» **EXERCISE BRIEF**: Locate the lines that hold the string "time". Copy every such line.

**** EXTRACTED MATERIAL

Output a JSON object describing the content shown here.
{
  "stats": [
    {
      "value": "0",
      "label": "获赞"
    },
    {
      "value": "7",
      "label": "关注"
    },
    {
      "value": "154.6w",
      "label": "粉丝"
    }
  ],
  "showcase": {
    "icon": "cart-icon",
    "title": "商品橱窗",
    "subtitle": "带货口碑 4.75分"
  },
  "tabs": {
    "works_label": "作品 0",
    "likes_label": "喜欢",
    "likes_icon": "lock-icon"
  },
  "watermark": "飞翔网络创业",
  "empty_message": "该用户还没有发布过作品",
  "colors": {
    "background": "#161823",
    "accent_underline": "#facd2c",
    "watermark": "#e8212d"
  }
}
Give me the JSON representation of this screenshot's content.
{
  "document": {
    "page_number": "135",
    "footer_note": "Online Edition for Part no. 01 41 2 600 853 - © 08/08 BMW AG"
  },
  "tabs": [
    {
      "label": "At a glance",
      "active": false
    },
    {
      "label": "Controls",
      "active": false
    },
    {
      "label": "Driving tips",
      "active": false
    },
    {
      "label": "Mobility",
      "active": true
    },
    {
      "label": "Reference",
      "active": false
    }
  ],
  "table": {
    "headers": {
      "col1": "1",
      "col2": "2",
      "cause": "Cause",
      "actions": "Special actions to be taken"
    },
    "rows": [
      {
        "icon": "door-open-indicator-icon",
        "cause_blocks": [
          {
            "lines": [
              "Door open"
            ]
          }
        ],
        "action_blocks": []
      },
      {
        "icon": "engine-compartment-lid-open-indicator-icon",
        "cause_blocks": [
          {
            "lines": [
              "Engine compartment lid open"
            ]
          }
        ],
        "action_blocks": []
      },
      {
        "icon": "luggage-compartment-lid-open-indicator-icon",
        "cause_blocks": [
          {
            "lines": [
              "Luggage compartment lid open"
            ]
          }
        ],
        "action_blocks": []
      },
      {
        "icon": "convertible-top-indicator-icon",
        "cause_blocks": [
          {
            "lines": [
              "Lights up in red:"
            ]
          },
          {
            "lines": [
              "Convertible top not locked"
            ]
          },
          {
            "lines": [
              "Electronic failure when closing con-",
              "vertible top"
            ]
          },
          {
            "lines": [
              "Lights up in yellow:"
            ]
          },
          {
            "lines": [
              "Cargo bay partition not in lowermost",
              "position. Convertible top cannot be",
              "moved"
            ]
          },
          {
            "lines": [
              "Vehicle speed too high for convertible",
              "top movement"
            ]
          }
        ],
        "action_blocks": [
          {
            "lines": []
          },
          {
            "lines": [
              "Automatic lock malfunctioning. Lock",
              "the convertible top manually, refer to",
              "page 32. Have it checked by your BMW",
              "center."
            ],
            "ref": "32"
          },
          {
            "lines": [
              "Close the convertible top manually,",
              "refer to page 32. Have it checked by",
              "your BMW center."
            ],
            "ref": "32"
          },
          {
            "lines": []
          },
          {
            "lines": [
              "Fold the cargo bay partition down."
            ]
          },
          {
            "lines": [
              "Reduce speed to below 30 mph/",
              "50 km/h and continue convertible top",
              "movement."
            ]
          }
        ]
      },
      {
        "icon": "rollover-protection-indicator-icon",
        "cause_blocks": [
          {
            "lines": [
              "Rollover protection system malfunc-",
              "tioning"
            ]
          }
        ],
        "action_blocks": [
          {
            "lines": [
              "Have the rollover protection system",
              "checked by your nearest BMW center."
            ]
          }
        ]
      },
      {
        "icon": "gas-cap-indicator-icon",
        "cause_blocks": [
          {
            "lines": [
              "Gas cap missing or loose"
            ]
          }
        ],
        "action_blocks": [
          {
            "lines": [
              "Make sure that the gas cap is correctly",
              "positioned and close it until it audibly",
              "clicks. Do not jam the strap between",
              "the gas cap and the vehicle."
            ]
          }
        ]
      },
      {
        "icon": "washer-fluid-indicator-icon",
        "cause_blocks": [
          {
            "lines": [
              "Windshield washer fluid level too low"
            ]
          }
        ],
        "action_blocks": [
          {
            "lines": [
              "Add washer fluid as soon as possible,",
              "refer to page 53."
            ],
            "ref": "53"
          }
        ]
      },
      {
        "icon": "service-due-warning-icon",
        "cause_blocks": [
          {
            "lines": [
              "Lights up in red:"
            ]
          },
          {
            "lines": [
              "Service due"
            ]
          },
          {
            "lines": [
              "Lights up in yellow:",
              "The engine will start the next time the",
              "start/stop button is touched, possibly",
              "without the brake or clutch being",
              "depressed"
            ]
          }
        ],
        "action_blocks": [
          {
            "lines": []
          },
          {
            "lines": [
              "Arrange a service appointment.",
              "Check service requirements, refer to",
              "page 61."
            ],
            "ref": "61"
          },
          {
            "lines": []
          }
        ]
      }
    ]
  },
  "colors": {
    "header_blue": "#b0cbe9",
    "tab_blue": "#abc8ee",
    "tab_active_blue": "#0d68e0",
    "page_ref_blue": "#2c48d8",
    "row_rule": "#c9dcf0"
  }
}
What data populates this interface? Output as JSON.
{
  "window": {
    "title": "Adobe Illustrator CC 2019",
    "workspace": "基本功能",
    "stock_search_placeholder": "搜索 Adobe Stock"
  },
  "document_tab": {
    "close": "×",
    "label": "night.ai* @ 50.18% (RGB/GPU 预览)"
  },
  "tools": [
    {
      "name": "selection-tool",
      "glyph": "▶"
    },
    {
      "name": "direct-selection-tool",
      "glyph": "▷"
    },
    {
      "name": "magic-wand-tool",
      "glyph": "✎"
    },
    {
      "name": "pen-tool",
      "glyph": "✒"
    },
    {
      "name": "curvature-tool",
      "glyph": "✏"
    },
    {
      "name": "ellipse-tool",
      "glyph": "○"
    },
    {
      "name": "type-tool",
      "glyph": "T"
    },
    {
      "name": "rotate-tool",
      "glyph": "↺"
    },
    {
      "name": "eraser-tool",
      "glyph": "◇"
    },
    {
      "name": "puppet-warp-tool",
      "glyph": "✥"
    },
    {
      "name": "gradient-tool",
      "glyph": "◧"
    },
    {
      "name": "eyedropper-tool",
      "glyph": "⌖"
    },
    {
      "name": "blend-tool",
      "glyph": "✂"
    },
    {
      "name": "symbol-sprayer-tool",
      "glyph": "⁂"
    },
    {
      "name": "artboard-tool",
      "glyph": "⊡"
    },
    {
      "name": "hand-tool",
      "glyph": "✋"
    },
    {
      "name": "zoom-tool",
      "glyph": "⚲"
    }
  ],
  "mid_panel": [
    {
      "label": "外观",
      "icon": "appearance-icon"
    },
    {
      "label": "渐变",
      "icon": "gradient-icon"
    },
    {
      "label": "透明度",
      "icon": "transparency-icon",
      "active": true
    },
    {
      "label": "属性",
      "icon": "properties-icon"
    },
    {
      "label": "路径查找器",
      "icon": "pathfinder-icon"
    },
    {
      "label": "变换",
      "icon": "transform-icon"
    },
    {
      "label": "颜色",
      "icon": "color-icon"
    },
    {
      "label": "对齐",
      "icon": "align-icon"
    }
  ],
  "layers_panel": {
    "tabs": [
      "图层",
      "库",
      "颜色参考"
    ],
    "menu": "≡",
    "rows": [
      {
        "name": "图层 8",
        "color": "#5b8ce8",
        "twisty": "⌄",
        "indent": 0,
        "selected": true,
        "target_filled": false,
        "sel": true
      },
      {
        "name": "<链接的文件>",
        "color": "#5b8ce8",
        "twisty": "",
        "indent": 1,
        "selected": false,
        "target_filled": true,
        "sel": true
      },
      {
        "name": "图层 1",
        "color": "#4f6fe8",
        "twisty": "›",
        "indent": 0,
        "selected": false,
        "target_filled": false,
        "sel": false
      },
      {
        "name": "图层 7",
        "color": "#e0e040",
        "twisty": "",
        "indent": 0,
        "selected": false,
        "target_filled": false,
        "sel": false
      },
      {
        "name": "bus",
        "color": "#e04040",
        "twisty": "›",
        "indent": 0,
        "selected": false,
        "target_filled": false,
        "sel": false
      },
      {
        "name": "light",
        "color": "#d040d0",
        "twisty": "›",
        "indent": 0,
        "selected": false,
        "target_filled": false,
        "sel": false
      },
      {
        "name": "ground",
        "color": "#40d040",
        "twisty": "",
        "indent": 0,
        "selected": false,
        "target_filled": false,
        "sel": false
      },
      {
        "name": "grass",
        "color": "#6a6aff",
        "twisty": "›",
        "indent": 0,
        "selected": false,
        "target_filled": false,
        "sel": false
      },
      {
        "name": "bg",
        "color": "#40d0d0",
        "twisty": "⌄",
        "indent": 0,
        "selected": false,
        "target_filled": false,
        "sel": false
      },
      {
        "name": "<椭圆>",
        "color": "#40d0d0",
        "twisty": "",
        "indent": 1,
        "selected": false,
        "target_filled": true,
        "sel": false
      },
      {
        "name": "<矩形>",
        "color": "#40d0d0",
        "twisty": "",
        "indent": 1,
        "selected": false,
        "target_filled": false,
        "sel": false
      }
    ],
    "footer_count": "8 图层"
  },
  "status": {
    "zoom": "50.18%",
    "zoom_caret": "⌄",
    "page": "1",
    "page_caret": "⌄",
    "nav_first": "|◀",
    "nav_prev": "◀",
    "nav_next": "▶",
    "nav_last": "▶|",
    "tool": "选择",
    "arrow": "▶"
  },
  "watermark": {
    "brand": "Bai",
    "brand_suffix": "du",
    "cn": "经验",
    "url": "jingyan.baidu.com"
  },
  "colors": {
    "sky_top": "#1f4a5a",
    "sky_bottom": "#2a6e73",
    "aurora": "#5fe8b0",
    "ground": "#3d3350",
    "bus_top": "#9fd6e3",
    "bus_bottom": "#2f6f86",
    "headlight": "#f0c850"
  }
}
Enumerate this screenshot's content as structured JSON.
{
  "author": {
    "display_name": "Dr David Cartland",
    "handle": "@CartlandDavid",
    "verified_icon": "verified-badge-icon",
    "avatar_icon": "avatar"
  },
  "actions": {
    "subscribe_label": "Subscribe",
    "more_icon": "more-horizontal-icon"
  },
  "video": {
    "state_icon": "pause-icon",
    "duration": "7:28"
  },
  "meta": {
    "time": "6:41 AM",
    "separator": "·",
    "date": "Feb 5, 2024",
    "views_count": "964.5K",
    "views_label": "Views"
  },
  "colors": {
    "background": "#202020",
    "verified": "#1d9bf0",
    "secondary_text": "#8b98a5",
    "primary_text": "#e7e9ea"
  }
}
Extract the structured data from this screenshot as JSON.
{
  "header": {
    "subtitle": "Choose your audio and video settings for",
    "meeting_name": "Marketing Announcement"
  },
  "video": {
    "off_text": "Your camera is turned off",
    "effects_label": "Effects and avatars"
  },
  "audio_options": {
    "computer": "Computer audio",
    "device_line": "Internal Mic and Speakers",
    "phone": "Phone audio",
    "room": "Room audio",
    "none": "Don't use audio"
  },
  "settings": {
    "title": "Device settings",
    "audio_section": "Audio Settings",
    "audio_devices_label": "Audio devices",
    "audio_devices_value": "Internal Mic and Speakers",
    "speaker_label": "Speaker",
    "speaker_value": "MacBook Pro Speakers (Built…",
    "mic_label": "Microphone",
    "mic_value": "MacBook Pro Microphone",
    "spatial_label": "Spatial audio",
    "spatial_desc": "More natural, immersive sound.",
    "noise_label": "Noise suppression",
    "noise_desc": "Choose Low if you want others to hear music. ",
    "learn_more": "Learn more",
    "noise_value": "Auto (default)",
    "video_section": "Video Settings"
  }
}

********

» **WRITTEN SOLUTION**:
              "The engine will start the next time the",
    "time": "6:41 AM",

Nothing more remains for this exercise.